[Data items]

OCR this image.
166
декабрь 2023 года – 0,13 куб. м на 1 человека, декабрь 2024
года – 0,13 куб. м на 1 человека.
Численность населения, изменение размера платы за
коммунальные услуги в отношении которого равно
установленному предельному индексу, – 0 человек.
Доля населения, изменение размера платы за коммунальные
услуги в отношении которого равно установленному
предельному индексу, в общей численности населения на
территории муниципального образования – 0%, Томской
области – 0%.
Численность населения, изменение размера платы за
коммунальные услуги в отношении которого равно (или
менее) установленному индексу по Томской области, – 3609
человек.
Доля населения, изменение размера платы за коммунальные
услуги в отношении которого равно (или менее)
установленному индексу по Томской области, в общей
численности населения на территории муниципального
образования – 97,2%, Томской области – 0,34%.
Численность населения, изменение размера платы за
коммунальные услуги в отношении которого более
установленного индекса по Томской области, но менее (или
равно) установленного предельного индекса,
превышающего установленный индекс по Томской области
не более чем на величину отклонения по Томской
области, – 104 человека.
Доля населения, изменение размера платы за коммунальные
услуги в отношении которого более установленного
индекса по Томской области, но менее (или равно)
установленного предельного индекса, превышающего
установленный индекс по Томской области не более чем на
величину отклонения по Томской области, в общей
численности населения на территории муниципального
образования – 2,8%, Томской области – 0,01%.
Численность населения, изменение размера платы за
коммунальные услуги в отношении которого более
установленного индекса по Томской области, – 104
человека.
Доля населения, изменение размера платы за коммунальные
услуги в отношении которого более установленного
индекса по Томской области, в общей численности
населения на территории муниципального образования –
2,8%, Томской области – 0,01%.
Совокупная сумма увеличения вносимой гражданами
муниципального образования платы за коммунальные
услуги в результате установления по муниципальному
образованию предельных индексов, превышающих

▶ What you are asked to do: Where a line holds the string "образования", copy that line.

▶ Result for this exercise:
территории муниципального образования – 0%, Томской
образования – 97,2%, Томской области – 0,34%.
образования – 2,8%, Томской области – 0,01%.
населения на территории муниципального образования –
муниципального образования платы за коммунальные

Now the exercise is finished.